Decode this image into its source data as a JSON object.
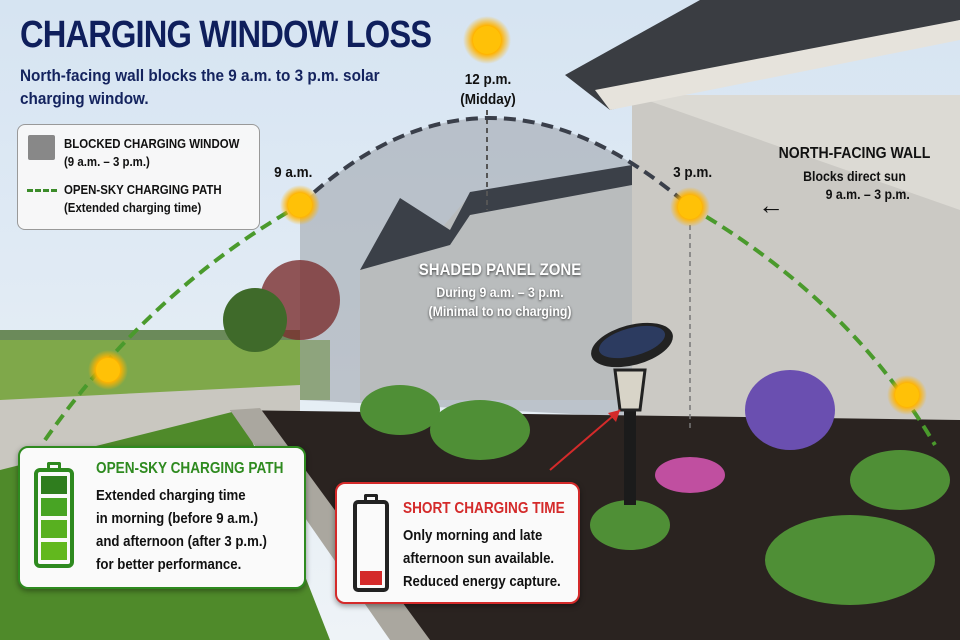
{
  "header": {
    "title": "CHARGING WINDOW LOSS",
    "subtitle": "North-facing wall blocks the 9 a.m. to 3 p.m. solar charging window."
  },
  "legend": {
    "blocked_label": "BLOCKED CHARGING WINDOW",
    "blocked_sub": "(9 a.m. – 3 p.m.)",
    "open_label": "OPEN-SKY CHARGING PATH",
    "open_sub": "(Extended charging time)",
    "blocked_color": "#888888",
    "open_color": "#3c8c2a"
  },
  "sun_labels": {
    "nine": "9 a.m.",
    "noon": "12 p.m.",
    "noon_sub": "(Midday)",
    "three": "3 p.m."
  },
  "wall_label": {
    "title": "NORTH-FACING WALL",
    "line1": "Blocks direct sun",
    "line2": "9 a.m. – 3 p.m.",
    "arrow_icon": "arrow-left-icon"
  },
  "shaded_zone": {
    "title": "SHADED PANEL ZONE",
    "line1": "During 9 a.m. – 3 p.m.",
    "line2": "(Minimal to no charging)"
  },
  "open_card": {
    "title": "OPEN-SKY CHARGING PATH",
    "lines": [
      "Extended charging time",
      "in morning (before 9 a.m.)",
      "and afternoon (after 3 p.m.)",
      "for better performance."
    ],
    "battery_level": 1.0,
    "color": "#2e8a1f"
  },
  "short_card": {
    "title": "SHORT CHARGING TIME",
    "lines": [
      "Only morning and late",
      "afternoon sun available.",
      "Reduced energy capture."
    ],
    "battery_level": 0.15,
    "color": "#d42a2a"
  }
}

________________

Copy the records above exactly. The pictures are not part of the copy.

_Answer to the task_
Decode this image into its source data as a JSON object.
{
  "header": {
    "title": "CHARGING WINDOW LOSS",
    "subtitle": "North-facing wall blocks the 9 a.m. to 3 p.m. solar charging window."
  },
  "legend": {
    "blocked_label": "BLOCKED CHARGING WINDOW",
    "blocked_sub": "(9 a.m. – 3 p.m.)",
    "open_label": "OPEN-SKY CHARGING PATH",
    "open_sub": "(Extended charging time)",
    "blocked_color": "#888888",
    "open_color": "#3c8c2a"
  },
  "sun_labels": {
    "nine": "9 a.m.",
    "noon": "12 p.m.",
    "noon_sub": "(Midday)",
    "three": "3 p.m."
  },
  "wall_label": {
    "title": "NORTH-FACING WALL",
    "line1": "Blocks direct sun",
    "line2": "9 a.m. – 3 p.m.",
    "arrow_icon": "arrow-left-icon"
  },
  "shaded_zone": {
    "title": "SHADED PANEL ZONE",
    "line1": "During 9 a.m. – 3 p.m.",
    "line2": "(Minimal to no charging)"
  },
  "open_card": {
    "title": "OPEN-SKY CHARGING PATH",
    "lines": [
      "Extended charging time",
      "in morning (before 9 a.m.)",
      "and afternoon (after 3 p.m.)",
      "for better performance."
    ],
    "battery_level": 1.0,
    "color": "#2e8a1f"
  },
  "short_card": {
    "title": "SHORT CHARGING TIME",
    "lines": [
      "Only morning and late",
      "afternoon sun available.",
      "Reduced energy capture."
    ],
    "battery_level": 0.15,
    "color": "#d42a2a"
  }
}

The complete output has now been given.